— START OF RECORDS FOR PROCESSING —
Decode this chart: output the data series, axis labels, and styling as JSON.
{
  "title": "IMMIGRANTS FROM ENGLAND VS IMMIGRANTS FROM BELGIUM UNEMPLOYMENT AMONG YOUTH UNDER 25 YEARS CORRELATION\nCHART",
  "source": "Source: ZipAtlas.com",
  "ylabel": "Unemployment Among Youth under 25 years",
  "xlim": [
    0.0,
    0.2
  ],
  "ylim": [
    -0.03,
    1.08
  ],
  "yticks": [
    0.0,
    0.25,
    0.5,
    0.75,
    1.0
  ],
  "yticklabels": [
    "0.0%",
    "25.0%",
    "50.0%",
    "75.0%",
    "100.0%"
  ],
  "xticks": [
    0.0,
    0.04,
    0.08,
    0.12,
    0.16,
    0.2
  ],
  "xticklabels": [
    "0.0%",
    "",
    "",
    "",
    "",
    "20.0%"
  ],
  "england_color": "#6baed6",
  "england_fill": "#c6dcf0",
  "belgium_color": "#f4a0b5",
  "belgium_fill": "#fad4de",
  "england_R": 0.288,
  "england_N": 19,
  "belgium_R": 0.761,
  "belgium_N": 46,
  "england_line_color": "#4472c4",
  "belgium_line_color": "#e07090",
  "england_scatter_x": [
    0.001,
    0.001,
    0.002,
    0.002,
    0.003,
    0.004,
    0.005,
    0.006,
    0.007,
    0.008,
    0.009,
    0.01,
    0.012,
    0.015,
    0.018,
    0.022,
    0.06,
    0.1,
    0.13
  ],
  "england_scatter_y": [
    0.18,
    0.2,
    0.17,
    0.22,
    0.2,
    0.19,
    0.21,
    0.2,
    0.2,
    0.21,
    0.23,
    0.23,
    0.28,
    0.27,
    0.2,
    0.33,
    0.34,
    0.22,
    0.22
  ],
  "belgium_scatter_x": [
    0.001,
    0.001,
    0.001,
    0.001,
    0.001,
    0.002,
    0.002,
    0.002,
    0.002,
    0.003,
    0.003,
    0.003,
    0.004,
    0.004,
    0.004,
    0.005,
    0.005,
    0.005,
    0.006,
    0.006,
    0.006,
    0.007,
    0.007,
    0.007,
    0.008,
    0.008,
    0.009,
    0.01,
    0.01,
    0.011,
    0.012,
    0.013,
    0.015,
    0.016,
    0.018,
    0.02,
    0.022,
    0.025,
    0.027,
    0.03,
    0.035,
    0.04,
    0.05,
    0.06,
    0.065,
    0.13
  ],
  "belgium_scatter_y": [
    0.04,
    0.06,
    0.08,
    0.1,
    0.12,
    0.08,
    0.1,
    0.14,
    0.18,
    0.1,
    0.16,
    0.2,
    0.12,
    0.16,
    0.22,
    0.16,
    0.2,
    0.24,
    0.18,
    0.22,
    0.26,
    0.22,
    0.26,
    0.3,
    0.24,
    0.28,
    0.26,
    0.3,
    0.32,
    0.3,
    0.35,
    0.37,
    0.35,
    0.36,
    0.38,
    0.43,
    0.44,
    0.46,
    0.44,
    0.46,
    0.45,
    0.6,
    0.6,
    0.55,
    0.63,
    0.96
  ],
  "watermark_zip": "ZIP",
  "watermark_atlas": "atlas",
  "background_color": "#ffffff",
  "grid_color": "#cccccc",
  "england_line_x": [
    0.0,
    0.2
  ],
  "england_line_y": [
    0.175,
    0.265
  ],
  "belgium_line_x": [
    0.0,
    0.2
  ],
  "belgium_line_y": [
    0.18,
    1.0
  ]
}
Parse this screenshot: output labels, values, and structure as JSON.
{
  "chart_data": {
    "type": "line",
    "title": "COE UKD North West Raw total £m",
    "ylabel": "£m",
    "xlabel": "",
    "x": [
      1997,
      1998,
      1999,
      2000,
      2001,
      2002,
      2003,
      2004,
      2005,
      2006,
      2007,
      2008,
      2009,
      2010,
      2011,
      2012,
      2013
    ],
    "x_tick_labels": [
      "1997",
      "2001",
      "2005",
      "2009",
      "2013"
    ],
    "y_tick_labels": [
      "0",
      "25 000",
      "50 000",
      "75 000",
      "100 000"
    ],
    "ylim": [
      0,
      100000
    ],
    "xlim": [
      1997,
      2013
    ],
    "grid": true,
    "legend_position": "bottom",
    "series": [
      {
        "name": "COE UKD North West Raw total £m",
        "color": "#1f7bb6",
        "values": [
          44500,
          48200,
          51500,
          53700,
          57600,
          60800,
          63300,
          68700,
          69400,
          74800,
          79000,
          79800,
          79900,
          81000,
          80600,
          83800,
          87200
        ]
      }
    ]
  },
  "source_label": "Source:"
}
— END OF RECORDS FOR PROCESSING —
GOAL OF THE EXERCISE: Everything in the listing above should be restated exactly.

COMPLETED EXERCISE:
Decode this chart: output the data series, axis labels, and styling as JSON.
{
  "title": "IMMIGRANTS FROM ENGLAND VS IMMIGRANTS FROM BELGIUM UNEMPLOYMENT AMONG YOUTH UNDER 25 YEARS CORRELATION\nCHART",
  "source": "Source: ZipAtlas.com",
  "ylabel": "Unemployment Among Youth under 25 years",
  "xlim": [
    0.0,
    0.2
  ],
  "ylim": [
    -0.03,
    1.08
  ],
  "yticks": [
    0.0,
    0.25,
    0.5,
    0.75,
    1.0
  ],
  "yticklabels": [
    "0.0%",
    "25.0%",
    "50.0%",
    "75.0%",
    "100.0%"
  ],
  "xticks": [
    0.0,
    0.04,
    0.08,
    0.12,
    0.16,
    0.2
  ],
  "xticklabels": [
    "0.0%",
    "",
    "",
    "",
    "",
    "20.0%"
  ],
  "england_color": "#6baed6",
  "england_fill": "#c6dcf0",
  "belgium_color": "#f4a0b5",
  "belgium_fill": "#fad4de",
  "england_R": 0.288,
  "england_N": 19,
  "belgium_R": 0.761,
  "belgium_N": 46,
  "england_line_color": "#4472c4",
  "belgium_line_color": "#e07090",
  "england_scatter_x": [
    0.001,
    0.001,
    0.002,
    0.002,
    0.003,
    0.004,
    0.005,
    0.006,
    0.007,
    0.008,
    0.009,
    0.01,
    0.012,
    0.015,
    0.018,
    0.022,
    0.06,
    0.1,
    0.13
  ],
  "england_scatter_y": [
    0.18,
    0.2,
    0.17,
    0.22,
    0.2,
    0.19,
    0.21,
    0.2,
    0.2,
    0.21,
    0.23,
    0.23,
    0.28,
    0.27,
    0.2,
    0.33,
    0.34,
    0.22,
    0.22
  ],
  "belgium_scatter_x": [
    0.001,
    0.001,
    0.001,
    0.001,
    0.001,
    0.002,
    0.002,
    0.002,
    0.002,
    0.003,
    0.003,
    0.003,
    0.004,
    0.004,
    0.004,
    0.005,
    0.005,
    0.005,
    0.006,
    0.006,
    0.006,
    0.007,
    0.007,
    0.007,
    0.008,
    0.008,
    0.009,
    0.01,
    0.01,
    0.011,
    0.012,
    0.013,
    0.015,
    0.016,
    0.018,
    0.02,
    0.022,
    0.025,
    0.027,
    0.03,
    0.035,
    0.04,
    0.05,
    0.06,
    0.065,
    0.13
  ],
  "belgium_scatter_y": [
    0.04,
    0.06,
    0.08,
    0.1,
    0.12,
    0.08,
    0.1,
    0.14,
    0.18,
    0.1,
    0.16,
    0.2,
    0.12,
    0.16,
    0.22,
    0.16,
    0.2,
    0.24,
    0.18,
    0.22,
    0.26,
    0.22,
    0.26,
    0.3,
    0.24,
    0.28,
    0.26,
    0.3,
    0.32,
    0.3,
    0.35,
    0.37,
    0.35,
    0.36,
    0.38,
    0.43,
    0.44,
    0.46,
    0.44,
    0.46,
    0.45,
    0.6,
    0.6,
    0.55,
    0.63,
    0.96
  ],
  "watermark_zip": "ZIP",
  "watermark_atlas": "atlas",
  "background_color": "#ffffff",
  "grid_color": "#cccccc",
  "england_line_x": [
    0.0,
    0.2
  ],
  "england_line_y": [
    0.175,
    0.265
  ],
  "belgium_line_x": [
    0.0,
    0.2
  ],
  "belgium_line_y": [
    0.18,
    1.0
  ]
}
Parse this screenshot: output labels, values, and structure as JSON.
{
  "chart_data": {
    "type": "line",
    "title": "COE UKD North West Raw total £m",
    "ylabel": "£m",
    "xlabel": "",
    "x": [
      1997,
      1998,
      1999,
      2000,
      2001,
      2002,
      2003,
      2004,
      2005,
      2006,
      2007,
      2008,
      2009,
      2010,
      2011,
      2012,
      2013
    ],
    "x_tick_labels": [
      "1997",
      "2001",
      "2005",
      "2009",
      "2013"
    ],
    "y_tick_labels": [
      "0",
      "25 000",
      "50 000",
      "75 000",
      "100 000"
    ],
    "ylim": [
      0,
      100000
    ],
    "xlim": [
      1997,
      2013
    ],
    "grid": true,
    "legend_position": "bottom",
    "series": [
      {
        "name": "COE UKD North West Raw total £m",
        "color": "#1f7bb6",
        "values": [
          44500,
          48200,
          51500,
          53700,
          57600,
          60800,
          63300,
          68700,
          69400,
          74800,
          79000,
          79800,
          79900,
          81000,
          80600,
          83800,
          87200
        ]
      }
    ]
  },
  "source_label": "Source:"
}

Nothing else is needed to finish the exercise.